-- START OF Extracted material --

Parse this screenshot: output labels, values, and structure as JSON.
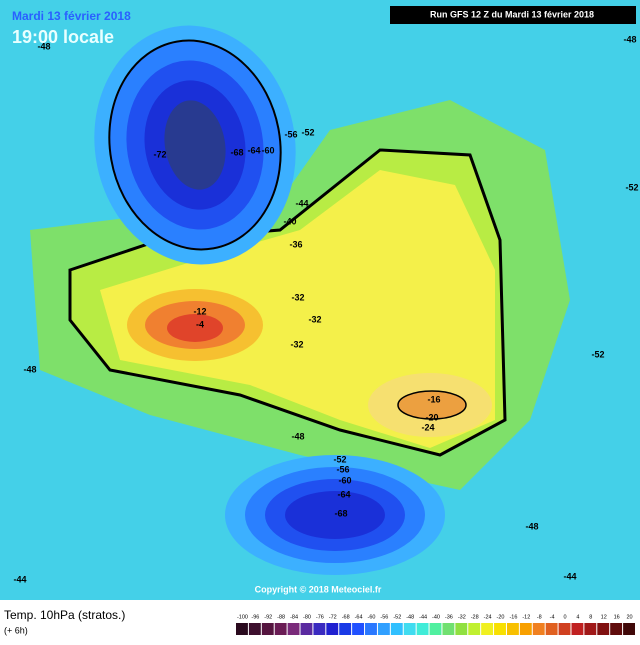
{
  "header": {
    "date": "Mardi 13 février 2018",
    "time": "19:00 locale",
    "run": "Run GFS 12 Z du Mardi 13 février 2018"
  },
  "contour_labels": [
    "-72",
    "-68",
    "-64",
    "-60",
    "-56",
    "-52",
    "-48",
    "-52",
    "-44",
    "-40",
    "-36",
    "-32",
    "-32",
    "-32",
    "-4",
    "-12",
    "-16",
    "-20",
    "-24",
    "-48",
    "-52",
    "-56",
    "-60",
    "-64",
    "-68",
    "-52",
    "-48",
    "-44",
    "-44",
    "-48",
    "-48"
  ],
  "copyright": "Copyright © 2018 Meteociel.fr",
  "footer": {
    "title": "Temp. 10hPa (stratos.)",
    "step": "(+ 6h)"
  },
  "legend": {
    "labels": [
      -100,
      -96,
      -92,
      -88,
      -84,
      -80,
      -76,
      -72,
      -68,
      -64,
      -60,
      -56,
      -52,
      -48,
      -44,
      -40,
      -36,
      -32,
      -28,
      -24,
      -20,
      -16,
      -12,
      -8,
      -4,
      0,
      4,
      8,
      12,
      16,
      20
    ],
    "colors": [
      "#2a0a1e",
      "#3d0f2e",
      "#55143f",
      "#6a1c55",
      "#7a2a7a",
      "#5a2aa0",
      "#3a2ac0",
      "#2020d0",
      "#1a3ae6",
      "#2050ff",
      "#2a78ff",
      "#30a0ff",
      "#30c0ff",
      "#40dcf0",
      "#40ecd8",
      "#50f0a0",
      "#70e070",
      "#90e040",
      "#c0f030",
      "#f0f020",
      "#f8e000",
      "#f8c000",
      "#f8a000",
      "#f08020",
      "#e06020",
      "#d04020",
      "#c02020",
      "#a01818",
      "#801010",
      "#600c0c",
      "#400808"
    ]
  }
}
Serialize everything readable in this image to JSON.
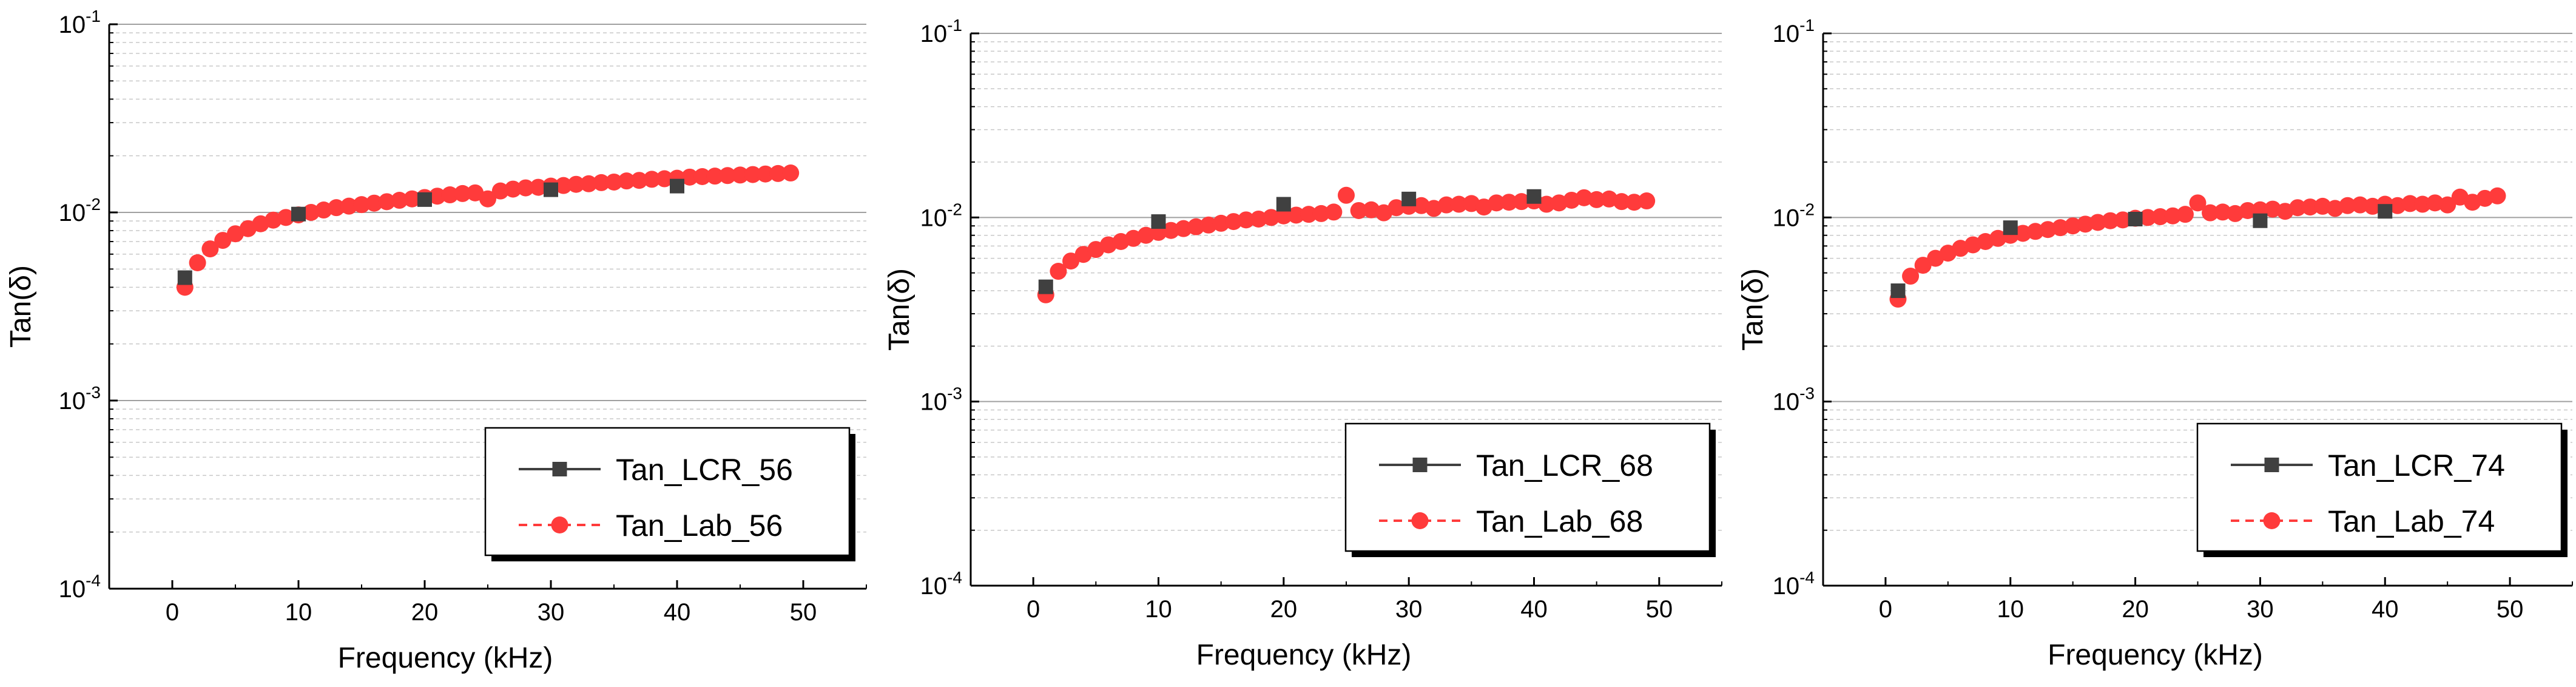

-- END OF Extracted material --

From the entries above, copy every line that holds the word "this".

__Reply__.
Parse this screenshot: output labels, values, and structure as JSON.
Serialize everything readable in this image to JSON.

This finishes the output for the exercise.